-- Start --

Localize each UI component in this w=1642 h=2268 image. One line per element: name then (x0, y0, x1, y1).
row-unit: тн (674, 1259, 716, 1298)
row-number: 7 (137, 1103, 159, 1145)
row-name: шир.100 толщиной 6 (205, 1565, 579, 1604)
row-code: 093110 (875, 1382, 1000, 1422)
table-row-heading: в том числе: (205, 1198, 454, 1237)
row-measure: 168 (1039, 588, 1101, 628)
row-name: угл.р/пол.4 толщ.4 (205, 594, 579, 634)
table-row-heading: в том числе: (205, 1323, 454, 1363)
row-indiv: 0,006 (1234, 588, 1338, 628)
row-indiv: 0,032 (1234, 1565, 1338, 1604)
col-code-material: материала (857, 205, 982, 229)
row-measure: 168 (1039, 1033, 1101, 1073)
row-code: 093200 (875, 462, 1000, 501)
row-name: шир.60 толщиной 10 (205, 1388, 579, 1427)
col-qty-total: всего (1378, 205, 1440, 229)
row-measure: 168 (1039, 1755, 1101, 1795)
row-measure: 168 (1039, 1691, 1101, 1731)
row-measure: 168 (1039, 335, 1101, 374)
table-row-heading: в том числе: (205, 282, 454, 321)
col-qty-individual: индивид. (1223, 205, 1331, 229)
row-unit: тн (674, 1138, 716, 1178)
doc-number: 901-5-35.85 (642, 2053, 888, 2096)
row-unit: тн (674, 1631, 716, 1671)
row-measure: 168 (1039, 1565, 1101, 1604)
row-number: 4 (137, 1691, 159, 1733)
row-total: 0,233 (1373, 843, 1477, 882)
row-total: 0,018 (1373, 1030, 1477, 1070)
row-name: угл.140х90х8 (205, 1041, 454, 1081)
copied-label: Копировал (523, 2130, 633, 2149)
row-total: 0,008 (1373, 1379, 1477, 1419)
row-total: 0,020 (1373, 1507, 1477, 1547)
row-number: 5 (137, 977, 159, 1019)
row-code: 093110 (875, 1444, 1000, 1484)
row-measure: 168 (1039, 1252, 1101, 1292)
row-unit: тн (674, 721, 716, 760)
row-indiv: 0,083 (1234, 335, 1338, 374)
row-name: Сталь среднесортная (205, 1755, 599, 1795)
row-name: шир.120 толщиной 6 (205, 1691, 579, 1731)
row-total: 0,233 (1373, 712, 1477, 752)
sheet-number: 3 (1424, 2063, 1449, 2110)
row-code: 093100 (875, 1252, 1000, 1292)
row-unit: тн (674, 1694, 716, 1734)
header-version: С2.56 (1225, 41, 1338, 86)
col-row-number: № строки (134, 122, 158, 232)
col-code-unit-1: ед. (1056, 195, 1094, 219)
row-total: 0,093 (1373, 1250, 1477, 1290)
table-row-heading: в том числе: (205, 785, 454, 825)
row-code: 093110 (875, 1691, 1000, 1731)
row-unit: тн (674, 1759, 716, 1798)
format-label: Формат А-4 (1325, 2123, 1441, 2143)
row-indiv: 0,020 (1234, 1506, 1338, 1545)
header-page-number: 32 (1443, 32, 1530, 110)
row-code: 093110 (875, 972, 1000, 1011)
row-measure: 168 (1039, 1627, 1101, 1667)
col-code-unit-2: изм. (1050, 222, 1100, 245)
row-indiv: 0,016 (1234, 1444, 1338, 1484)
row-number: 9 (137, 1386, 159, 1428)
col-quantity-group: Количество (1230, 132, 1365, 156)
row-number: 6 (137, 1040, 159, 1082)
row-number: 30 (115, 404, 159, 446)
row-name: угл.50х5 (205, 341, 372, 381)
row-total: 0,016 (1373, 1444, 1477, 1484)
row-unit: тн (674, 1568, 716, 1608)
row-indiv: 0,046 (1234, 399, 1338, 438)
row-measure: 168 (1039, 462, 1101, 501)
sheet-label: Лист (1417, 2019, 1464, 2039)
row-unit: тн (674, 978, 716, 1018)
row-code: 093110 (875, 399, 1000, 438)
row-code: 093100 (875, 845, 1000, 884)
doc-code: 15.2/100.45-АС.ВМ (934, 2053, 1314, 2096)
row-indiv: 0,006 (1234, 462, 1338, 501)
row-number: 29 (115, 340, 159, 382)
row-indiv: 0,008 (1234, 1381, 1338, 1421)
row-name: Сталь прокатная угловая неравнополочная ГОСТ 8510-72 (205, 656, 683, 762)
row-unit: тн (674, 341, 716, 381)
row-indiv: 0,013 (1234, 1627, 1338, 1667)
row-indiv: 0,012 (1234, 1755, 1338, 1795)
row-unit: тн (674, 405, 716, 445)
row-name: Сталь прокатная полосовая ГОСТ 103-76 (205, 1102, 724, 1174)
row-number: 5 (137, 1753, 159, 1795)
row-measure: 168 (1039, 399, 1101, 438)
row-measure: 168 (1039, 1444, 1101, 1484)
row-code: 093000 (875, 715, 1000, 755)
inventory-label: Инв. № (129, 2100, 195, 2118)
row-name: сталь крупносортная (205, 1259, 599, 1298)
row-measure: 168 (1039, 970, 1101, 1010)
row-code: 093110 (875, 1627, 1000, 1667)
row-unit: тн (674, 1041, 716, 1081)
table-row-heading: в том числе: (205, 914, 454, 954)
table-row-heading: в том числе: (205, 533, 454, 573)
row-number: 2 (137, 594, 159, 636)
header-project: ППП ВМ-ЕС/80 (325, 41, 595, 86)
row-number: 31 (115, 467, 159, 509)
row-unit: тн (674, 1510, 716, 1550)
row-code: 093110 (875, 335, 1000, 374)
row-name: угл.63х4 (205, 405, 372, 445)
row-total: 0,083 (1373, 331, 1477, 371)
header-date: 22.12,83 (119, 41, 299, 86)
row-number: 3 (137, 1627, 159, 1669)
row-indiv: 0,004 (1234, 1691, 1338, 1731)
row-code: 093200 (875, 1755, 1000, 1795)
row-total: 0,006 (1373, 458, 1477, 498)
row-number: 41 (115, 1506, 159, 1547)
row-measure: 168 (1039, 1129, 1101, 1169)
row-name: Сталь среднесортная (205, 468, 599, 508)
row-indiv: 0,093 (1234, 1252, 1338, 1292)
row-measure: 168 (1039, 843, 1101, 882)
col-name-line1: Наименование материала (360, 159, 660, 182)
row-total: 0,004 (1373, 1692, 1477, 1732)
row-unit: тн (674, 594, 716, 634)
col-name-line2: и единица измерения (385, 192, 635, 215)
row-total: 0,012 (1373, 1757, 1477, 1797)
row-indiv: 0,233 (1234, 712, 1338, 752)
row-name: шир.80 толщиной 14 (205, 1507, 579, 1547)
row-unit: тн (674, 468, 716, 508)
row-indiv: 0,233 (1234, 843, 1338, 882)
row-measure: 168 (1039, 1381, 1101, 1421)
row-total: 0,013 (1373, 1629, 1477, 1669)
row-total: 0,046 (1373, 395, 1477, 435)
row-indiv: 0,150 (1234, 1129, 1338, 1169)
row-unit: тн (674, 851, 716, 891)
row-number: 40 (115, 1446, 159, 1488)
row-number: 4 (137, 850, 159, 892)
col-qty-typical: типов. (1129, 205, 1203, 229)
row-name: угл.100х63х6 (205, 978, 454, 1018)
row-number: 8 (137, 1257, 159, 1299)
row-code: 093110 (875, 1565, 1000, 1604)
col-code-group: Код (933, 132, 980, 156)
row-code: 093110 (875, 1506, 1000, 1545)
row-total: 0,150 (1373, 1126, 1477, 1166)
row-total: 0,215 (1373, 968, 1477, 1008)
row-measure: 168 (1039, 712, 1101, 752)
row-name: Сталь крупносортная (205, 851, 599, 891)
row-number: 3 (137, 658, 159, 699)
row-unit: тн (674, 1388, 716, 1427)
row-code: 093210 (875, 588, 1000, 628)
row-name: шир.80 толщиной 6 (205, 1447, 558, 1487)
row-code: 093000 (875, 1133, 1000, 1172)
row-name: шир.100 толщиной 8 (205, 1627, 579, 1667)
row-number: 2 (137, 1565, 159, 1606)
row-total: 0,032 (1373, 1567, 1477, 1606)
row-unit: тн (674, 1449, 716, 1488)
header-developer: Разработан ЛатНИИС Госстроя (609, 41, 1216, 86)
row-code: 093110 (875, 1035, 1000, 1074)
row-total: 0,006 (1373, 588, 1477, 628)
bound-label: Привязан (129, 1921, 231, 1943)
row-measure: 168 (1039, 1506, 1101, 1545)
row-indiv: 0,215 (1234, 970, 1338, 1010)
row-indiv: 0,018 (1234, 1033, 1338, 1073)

-- End --

The request>
Put the material into a JSON list of strings, one string per line, beginning with its first line and going on through the line that contains "row-measure: 168 (1039, 1565, 1101, 1604)".

Solution below>
[
  "Localize each UI component in this w=1642 h=2268 image. One line per element: name then (x0, y0, x1, y1).",
  "row-unit: тн (674, 1259, 716, 1298)",
  "row-number: 7 (137, 1103, 159, 1145)",
  "row-name: шир.100 толщиной 6 (205, 1565, 579, 1604)",
  "row-code: 093110 (875, 1382, 1000, 1422)",
  "table-row-heading: в том числе: (205, 1198, 454, 1237)",
  "row-measure: 168 (1039, 588, 1101, 628)",
  "row-name: угл.р/пол.4 толщ.4 (205, 594, 579, 634)",
  "table-row-heading: в том числе: (205, 1323, 454, 1363)",
  "row-indiv: 0,006 (1234, 588, 1338, 628)",
  "row-indiv: 0,032 (1234, 1565, 1338, 1604)",
  "col-code-material: материала (857, 205, 982, 229)",
  "row-measure: 168 (1039, 1033, 1101, 1073)",
  "row-code: 093200 (875, 462, 1000, 501)",
  "row-name: шир.60 толщиной 10 (205, 1388, 579, 1427)",
  "col-qty-total: всего (1378, 205, 1440, 229)",
  "row-measure: 168 (1039, 1755, 1101, 1795)",
  "row-measure: 168 (1039, 1691, 1101, 1731)",
  "row-measure: 168 (1039, 335, 1101, 374)",
  "table-row-heading: в том числе: (205, 282, 454, 321)",
  "col-qty-individual: индивид. (1223, 205, 1331, 229)",
  "row-unit: тн (674, 1138, 716, 1178)",
  "doc-number: 901-5-35.85 (642, 2053, 888, 2096)",
  "row-unit: тн (674, 1631, 716, 1671)",
  "row-measure: 168 (1039, 1565, 1101, 1604)"
]